■ Records supplied ■
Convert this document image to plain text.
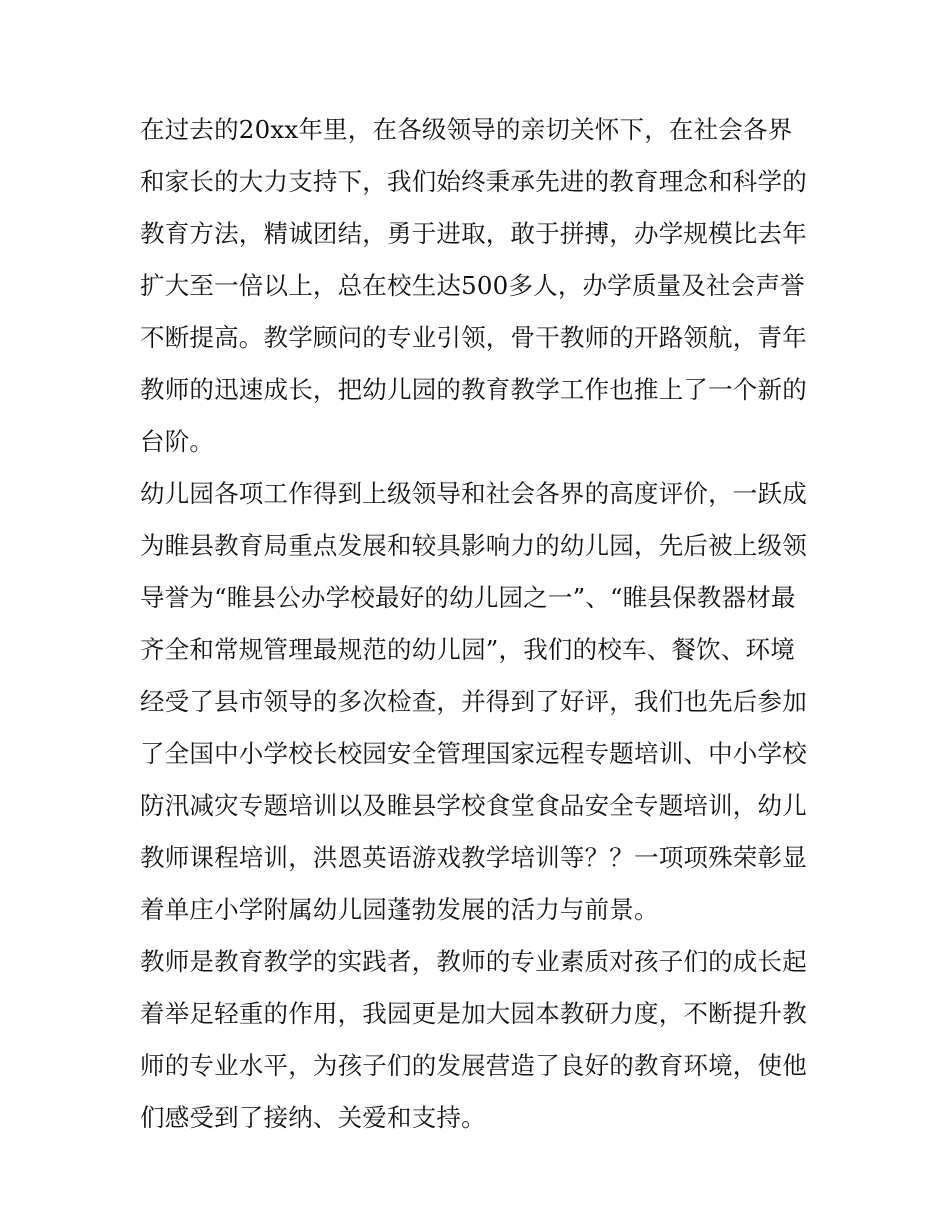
在过去的20xx年里，在各级领导的亲切关怀下，在社会各界
和家长的大力支持下，我们始终秉承先进的教育理念和科学的
教育方法，精诚团结，勇于进取，敢于拼搏，办学规模比去年
扩大至一倍以上，总在校生达500多人，办学质量及社会声誉
不断提高。教学顾问的专业引领，骨干教师的开路领航，青年
教师的迅速成长，把幼儿园的教育教学工作也推上了一个新的
台阶。
幼儿园各项工作得到上级领导和社会各界的高度评价，一跃成
为睢县教育局重点发展和较具影响力的幼儿园，先后被上级领
导誉为“睢县公办学校最好的幼儿园之一”、“睢县保教器材最
齐全和常规管理最规范的幼儿园”，我们的校车、餐饮、环境
经受了县市领导的多次检查，并得到了好评，我们也先后参加
了全国中小学校长校园安全管理国家远程专题培训、中小学校
防汛减灾专题培训以及睢县学校食堂食品安全专题培训，幼儿
教师课程培训，洪恩英语游戏教学培训等？？一项项殊荣彰显
着单庄小学附属幼儿园蓬勃发展的活力与前景。
教师是教育教学的实践者，教师的专业素质对孩子们的成长起
着举足轻重的作用，我园更是加大园本教研力度，不断提升教
师的专业水平，为孩子们的发展营造了良好的教育环境，使他
们感受到了接纳、关爱和支持。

■ Stated problem ■
Leave out the pictures and transcribe everything else exactly.

■ Result below ■
Convert this document image to plain text.
在过去的20xx年里，在各级领导的亲切关怀下，在社会各界
和家长的大力支持下，我们始终秉承先进的教育理念和科学的
教育方法，精诚团结，勇于进取，敢于拼搏，办学规模比去年
扩大至一倍以上，总在校生达500多人，办学质量及社会声誉
不断提高。教学顾问的专业引领，骨干教师的开路领航，青年
教师的迅速成长，把幼儿园的教育教学工作也推上了一个新的
台阶。
幼儿园各项工作得到上级领导和社会各界的高度评价，一跃成
为睢县教育局重点发展和较具影响力的幼儿园，先后被上级领
导誉为“睢县公办学校最好的幼儿园之一”、“睢县保教器材最
齐全和常规管理最规范的幼儿园”，我们的校车、餐饮、环境
经受了县市领导的多次检查，并得到了好评，我们也先后参加
了全国中小学校长校园安全管理国家远程专题培训、中小学校
防汛减灾专题培训以及睢县学校食堂食品安全专题培训，幼儿
教师课程培训，洪恩英语游戏教学培训等？？一项项殊荣彰显
着单庄小学附属幼儿园蓬勃发展的活力与前景。
教师是教育教学的实践者，教师的专业素质对孩子们的成长起
着举足轻重的作用，我园更是加大园本教研力度，不断提升教
师的专业水平，为孩子们的发展营造了良好的教育环境，使他
们感受到了接纳、关爱和支持。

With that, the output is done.